- PROBLEM DESCRIPTION
Search the entries below. Return every line that has "this" in it.

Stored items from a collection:
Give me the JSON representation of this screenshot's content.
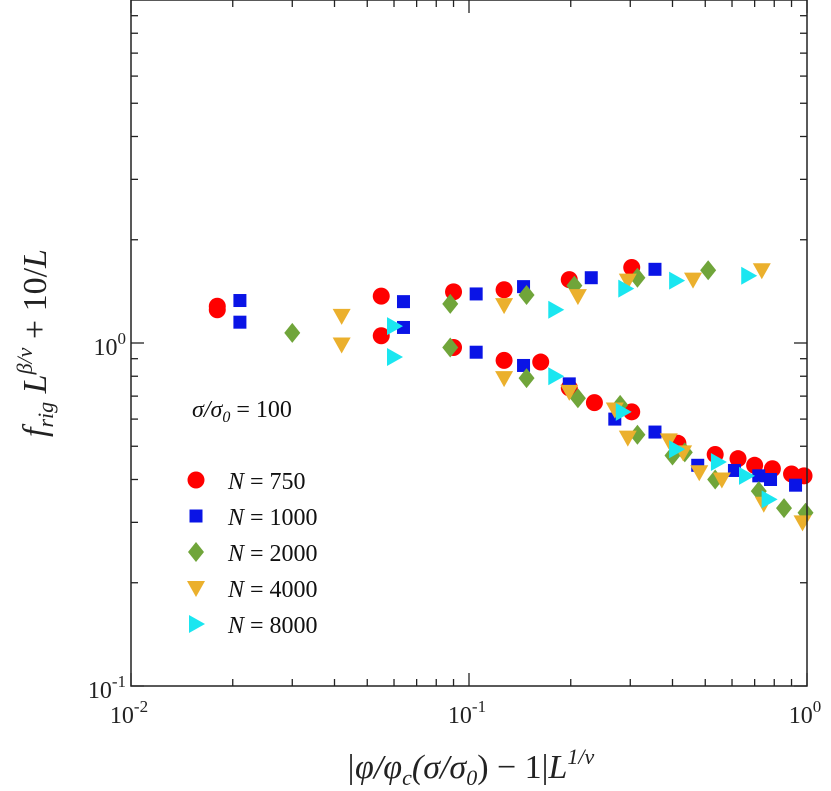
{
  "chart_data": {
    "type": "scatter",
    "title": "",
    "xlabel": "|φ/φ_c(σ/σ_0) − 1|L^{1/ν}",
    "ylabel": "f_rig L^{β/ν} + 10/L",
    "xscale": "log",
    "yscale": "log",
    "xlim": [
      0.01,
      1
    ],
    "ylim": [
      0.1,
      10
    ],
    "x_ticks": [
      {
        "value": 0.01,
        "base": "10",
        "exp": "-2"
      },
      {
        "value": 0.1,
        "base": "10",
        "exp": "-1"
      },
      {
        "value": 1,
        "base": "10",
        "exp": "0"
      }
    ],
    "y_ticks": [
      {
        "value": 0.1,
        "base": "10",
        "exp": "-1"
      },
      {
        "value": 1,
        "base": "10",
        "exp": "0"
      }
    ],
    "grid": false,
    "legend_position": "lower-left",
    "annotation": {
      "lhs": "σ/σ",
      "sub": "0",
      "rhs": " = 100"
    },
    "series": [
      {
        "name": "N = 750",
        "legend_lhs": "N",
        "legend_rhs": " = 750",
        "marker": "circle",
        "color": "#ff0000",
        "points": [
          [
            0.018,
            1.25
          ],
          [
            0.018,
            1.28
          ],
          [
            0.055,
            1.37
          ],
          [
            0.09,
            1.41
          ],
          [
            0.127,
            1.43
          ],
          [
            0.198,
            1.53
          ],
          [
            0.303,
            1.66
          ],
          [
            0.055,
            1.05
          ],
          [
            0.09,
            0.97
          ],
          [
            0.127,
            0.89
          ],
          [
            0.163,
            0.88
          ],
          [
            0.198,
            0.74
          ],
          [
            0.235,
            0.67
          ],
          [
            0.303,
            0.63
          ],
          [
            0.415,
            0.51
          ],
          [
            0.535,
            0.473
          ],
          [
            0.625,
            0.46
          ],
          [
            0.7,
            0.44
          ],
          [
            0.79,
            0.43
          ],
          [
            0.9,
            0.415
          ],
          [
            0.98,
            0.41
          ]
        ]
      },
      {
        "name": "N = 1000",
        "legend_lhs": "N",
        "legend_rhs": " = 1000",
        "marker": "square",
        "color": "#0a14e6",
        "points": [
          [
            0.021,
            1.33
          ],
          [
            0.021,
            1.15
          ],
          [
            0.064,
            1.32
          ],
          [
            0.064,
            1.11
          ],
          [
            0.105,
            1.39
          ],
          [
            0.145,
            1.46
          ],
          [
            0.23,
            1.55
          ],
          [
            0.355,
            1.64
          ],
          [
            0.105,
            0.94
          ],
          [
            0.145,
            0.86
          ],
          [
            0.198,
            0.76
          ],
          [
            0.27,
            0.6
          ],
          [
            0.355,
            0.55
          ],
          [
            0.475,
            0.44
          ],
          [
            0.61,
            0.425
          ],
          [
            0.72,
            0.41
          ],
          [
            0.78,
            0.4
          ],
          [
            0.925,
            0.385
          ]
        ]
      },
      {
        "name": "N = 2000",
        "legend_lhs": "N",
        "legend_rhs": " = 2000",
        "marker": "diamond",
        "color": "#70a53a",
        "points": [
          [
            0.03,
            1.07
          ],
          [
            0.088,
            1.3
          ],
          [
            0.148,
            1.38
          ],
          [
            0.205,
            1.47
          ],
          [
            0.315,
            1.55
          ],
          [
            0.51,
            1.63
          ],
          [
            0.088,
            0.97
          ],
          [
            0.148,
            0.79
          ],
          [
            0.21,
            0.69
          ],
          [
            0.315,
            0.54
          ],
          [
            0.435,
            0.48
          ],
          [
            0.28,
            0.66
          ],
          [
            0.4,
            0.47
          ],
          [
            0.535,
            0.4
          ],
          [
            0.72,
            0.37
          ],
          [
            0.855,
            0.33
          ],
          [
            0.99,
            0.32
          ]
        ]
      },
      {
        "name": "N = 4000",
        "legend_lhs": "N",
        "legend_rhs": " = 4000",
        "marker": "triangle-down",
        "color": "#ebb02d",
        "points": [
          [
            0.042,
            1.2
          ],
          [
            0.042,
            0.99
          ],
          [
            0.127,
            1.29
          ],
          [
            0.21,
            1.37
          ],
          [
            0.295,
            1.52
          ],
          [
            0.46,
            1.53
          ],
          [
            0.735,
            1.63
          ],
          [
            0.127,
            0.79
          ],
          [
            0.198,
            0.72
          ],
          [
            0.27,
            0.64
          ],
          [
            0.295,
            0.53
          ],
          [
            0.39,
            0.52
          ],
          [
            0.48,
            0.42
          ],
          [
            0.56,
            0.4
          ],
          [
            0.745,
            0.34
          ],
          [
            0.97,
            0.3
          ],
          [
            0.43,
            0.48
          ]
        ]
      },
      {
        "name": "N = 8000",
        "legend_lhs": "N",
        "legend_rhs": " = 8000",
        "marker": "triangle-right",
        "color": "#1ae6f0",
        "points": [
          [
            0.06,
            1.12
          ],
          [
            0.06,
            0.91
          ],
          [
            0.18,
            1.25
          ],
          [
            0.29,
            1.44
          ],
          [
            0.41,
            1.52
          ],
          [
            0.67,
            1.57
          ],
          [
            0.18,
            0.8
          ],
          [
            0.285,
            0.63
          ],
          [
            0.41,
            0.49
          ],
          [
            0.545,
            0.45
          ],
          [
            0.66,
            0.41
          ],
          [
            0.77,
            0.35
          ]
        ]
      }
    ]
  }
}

==

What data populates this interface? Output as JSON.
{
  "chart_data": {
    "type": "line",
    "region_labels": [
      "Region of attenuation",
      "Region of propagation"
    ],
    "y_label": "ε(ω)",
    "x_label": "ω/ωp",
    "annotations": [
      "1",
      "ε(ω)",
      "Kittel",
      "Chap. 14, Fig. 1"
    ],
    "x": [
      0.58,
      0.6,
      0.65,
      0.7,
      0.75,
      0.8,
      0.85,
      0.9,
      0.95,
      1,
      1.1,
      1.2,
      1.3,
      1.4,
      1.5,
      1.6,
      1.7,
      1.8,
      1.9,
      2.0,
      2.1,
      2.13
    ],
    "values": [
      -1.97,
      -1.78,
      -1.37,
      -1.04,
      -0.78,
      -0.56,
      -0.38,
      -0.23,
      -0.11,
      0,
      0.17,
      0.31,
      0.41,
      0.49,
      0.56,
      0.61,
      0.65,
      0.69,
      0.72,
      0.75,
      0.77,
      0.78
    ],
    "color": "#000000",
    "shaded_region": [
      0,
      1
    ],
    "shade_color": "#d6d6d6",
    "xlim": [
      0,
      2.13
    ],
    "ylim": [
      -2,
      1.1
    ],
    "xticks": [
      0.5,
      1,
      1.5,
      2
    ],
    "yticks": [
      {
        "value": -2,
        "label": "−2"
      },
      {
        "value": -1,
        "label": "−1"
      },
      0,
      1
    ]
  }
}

- THE OUTPUT
Give me the JSON representation of this screenshot's content.
What data populates this interface? Output as JSON.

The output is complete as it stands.